::: Entries provided :::

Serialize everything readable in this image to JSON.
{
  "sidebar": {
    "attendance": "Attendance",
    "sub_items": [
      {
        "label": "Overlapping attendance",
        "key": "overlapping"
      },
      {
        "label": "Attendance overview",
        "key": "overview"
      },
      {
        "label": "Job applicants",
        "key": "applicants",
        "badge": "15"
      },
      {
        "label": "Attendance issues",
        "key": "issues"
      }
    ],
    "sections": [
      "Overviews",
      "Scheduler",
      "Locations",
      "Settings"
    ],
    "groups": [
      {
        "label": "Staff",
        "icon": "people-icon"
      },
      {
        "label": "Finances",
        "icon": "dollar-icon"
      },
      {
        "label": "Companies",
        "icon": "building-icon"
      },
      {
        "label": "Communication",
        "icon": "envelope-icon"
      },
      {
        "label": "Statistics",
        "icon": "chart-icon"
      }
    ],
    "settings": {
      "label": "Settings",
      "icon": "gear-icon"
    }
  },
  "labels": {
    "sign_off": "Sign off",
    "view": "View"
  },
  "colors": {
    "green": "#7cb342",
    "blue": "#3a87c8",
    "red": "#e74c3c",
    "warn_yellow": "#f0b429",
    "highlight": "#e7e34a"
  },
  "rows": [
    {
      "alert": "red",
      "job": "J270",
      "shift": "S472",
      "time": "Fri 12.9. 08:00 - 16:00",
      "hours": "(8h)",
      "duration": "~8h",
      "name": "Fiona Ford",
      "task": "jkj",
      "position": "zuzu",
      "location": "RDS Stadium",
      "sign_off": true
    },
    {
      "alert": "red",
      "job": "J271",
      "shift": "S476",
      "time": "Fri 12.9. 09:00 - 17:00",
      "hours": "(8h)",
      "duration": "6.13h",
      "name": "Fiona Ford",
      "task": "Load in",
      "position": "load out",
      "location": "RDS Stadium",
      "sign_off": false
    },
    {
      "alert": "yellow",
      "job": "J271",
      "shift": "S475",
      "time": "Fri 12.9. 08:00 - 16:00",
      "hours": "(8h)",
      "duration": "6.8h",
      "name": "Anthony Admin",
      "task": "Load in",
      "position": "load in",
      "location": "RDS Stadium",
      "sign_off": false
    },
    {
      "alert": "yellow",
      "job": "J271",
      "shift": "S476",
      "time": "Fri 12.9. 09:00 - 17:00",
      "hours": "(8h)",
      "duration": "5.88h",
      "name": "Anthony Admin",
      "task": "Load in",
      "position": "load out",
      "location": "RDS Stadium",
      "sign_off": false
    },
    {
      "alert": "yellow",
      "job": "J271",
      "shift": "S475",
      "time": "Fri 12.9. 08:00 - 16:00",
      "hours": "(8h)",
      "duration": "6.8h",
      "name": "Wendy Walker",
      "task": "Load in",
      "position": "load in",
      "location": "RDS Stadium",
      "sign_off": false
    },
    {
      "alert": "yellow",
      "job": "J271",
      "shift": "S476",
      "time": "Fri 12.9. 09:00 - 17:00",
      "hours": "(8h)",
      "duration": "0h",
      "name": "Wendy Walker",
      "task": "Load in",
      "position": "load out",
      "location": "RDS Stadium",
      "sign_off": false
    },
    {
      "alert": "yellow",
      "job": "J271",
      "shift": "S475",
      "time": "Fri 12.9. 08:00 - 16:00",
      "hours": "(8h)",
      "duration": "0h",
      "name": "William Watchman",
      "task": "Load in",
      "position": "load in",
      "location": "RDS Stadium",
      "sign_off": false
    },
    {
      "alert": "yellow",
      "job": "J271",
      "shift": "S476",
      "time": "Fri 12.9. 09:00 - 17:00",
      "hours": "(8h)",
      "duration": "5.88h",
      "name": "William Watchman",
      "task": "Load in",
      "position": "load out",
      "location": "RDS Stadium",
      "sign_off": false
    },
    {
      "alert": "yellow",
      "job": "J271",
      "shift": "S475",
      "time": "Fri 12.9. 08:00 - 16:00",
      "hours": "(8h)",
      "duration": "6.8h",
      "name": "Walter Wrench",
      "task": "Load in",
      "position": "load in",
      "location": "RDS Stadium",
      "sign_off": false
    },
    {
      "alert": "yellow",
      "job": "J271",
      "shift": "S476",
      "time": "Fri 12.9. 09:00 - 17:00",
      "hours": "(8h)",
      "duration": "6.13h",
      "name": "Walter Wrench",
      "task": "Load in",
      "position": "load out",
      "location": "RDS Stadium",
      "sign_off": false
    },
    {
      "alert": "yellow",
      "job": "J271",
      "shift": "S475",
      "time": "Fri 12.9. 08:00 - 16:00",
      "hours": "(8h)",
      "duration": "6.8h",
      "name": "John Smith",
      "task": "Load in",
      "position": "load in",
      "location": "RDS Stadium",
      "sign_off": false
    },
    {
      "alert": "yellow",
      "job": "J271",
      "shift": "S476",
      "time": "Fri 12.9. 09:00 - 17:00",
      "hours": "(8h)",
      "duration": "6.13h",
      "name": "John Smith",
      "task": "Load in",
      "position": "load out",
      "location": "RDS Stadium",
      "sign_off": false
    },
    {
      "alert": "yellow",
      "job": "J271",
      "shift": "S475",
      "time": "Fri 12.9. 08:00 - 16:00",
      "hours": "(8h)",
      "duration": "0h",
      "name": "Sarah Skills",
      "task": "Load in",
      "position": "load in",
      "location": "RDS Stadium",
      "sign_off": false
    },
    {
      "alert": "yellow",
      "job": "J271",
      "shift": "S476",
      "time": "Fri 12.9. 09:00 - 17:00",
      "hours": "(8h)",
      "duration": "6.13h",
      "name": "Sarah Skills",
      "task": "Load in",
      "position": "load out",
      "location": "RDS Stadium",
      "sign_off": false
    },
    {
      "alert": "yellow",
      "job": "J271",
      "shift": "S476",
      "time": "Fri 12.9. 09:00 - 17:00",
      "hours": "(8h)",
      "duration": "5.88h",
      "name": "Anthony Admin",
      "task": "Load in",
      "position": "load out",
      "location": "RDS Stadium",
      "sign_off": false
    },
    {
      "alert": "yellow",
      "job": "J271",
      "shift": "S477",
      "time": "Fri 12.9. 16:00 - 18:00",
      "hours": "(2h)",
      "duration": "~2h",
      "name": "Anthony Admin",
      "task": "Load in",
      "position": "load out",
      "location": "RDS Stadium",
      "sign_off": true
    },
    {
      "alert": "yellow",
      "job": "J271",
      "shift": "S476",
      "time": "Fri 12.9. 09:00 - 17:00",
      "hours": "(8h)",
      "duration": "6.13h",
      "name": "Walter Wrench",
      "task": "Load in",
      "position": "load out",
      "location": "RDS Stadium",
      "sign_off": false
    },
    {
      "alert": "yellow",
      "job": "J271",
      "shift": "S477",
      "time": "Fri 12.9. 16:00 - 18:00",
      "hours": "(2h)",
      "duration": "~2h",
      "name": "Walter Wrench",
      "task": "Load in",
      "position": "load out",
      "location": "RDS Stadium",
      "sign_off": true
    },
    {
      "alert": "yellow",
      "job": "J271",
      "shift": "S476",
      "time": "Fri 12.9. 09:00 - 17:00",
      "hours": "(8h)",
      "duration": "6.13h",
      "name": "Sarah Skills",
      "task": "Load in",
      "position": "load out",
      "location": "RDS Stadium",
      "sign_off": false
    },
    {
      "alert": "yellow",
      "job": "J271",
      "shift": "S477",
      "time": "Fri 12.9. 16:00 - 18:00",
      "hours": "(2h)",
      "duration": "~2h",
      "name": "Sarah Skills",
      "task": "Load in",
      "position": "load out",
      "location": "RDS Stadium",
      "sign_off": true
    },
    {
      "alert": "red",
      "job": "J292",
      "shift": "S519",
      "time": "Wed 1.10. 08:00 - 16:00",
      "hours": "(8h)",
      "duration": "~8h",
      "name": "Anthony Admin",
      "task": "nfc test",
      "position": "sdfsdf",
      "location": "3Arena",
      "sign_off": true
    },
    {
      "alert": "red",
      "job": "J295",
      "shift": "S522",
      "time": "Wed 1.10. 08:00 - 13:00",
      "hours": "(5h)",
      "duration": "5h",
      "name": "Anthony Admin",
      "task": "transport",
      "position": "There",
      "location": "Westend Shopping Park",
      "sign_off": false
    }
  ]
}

:::

▶ _What is required_
State how many lines of the listing above hold the word "icon", with nothing but the number.

▶ _Task result_
6